▶ _Goal of the exercise_:
Output the entries verbatim, including every line.

BEGIN Material for this exercise

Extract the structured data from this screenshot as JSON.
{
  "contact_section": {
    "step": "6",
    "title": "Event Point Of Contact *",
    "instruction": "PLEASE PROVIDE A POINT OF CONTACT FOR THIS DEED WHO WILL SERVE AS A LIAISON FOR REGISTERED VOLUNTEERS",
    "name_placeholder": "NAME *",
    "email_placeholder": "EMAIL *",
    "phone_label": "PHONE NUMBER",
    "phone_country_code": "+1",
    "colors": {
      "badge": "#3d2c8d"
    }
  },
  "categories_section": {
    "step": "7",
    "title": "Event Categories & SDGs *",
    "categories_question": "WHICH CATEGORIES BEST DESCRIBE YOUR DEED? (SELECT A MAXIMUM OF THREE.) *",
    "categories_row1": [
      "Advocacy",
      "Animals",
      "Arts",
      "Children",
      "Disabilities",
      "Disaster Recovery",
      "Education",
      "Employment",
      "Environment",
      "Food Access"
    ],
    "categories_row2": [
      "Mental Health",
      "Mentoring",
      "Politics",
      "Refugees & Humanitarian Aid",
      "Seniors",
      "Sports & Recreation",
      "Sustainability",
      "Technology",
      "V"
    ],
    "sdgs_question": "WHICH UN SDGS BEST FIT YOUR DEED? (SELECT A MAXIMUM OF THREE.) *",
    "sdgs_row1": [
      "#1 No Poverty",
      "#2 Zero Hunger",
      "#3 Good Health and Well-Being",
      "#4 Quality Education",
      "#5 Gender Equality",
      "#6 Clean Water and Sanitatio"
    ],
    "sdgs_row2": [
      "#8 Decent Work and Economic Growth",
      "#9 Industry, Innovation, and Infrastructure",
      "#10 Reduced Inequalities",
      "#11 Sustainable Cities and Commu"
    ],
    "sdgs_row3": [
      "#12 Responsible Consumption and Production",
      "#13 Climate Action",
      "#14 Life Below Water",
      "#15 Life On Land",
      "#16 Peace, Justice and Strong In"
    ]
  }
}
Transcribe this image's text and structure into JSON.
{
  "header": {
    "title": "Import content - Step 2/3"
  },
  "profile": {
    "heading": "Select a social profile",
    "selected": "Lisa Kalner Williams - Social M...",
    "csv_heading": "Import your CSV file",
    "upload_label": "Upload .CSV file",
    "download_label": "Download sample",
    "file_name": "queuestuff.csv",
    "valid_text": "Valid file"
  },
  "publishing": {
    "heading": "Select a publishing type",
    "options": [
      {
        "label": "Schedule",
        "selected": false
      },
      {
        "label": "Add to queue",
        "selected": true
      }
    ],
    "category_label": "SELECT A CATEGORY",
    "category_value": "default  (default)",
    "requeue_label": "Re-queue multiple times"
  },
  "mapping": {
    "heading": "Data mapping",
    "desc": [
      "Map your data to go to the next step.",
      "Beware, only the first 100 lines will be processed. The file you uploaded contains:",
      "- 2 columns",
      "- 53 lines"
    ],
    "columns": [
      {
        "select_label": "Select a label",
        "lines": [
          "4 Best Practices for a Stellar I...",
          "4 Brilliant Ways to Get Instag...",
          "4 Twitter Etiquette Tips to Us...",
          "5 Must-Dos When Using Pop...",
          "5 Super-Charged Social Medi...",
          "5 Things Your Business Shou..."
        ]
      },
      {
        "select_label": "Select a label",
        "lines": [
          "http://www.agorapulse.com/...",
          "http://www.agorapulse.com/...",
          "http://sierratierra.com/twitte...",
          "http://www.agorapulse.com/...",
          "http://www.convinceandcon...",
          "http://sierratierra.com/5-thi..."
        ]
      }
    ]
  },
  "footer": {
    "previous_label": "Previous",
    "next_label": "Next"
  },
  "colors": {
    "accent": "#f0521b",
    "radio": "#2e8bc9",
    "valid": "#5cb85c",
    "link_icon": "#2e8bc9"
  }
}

END Material for this exercise

▶ _Completed exercise_:
Extract the structured data from this screenshot as JSON.
{
  "contact_section": {
    "step": "6",
    "title": "Event Point Of Contact *",
    "instruction": "PLEASE PROVIDE A POINT OF CONTACT FOR THIS DEED WHO WILL SERVE AS A LIAISON FOR REGISTERED VOLUNTEERS",
    "name_placeholder": "NAME *",
    "email_placeholder": "EMAIL *",
    "phone_label": "PHONE NUMBER",
    "phone_country_code": "+1",
    "colors": {
      "badge": "#3d2c8d"
    }
  },
  "categories_section": {
    "step": "7",
    "title": "Event Categories & SDGs *",
    "categories_question": "WHICH CATEGORIES BEST DESCRIBE YOUR DEED? (SELECT A MAXIMUM OF THREE.) *",
    "categories_row1": [
      "Advocacy",
      "Animals",
      "Arts",
      "Children",
      "Disabilities",
      "Disaster Recovery",
      "Education",
      "Employment",
      "Environment",
      "Food Access"
    ],
    "categories_row2": [
      "Mental Health",
      "Mentoring",
      "Politics",
      "Refugees & Humanitarian Aid",
      "Seniors",
      "Sports & Recreation",
      "Sustainability",
      "Technology",
      "V"
    ],
    "sdgs_question": "WHICH UN SDGS BEST FIT YOUR DEED? (SELECT A MAXIMUM OF THREE.) *",
    "sdgs_row1": [
      "#1 No Poverty",
      "#2 Zero Hunger",
      "#3 Good Health and Well-Being",
      "#4 Quality Education",
      "#5 Gender Equality",
      "#6 Clean Water and Sanitatio"
    ],
    "sdgs_row2": [
      "#8 Decent Work and Economic Growth",
      "#9 Industry, Innovation, and Infrastructure",
      "#10 Reduced Inequalities",
      "#11 Sustainable Cities and Commu"
    ],
    "sdgs_row3": [
      "#12 Responsible Consumption and Production",
      "#13 Climate Action",
      "#14 Life Below Water",
      "#15 Life On Land",
      "#16 Peace, Justice and Strong In"
    ]
  }
}
Transcribe this image's text and structure into JSON.
{
  "header": {
    "title": "Import content - Step 2/3"
  },
  "profile": {
    "heading": "Select a social profile",
    "selected": "Lisa Kalner Williams - Social M...",
    "csv_heading": "Import your CSV file",
    "upload_label": "Upload .CSV file",
    "download_label": "Download sample",
    "file_name": "queuestuff.csv",
    "valid_text": "Valid file"
  },
  "publishing": {
    "heading": "Select a publishing type",
    "options": [
      {
        "label": "Schedule",
        "selected": false
      },
      {
        "label": "Add to queue",
        "selected": true
      }
    ],
    "category_label": "SELECT A CATEGORY",
    "category_value": "default  (default)",
    "requeue_label": "Re-queue multiple times"
  },
  "mapping": {
    "heading": "Data mapping",
    "desc": [
      "Map your data to go to the next step.",
      "Beware, only the first 100 lines will be processed. The file you uploaded contains:",
      "- 2 columns",
      "- 53 lines"
    ],
    "columns": [
      {
        "select_label": "Select a label",
        "lines": [
          "4 Best Practices for a Stellar I...",
          "4 Brilliant Ways to Get Instag...",
          "4 Twitter Etiquette Tips to Us...",
          "5 Must-Dos When Using Pop...",
          "5 Super-Charged Social Medi...",
          "5 Things Your Business Shou..."
        ]
      },
      {
        "select_label": "Select a label",
        "lines": [
          "http://www.agorapulse.com/...",
          "http://www.agorapulse.com/...",
          "http://sierratierra.com/twitte...",
          "http://www.agorapulse.com/...",
          "http://www.convinceandcon...",
          "http://sierratierra.com/5-thi..."
        ]
      }
    ]
  },
  "footer": {
    "previous_label": "Previous",
    "next_label": "Next"
  },
  "colors": {
    "accent": "#f0521b",
    "radio": "#2e8bc9",
    "valid": "#5cb85c",
    "link_icon": "#2e8bc9"
  }
}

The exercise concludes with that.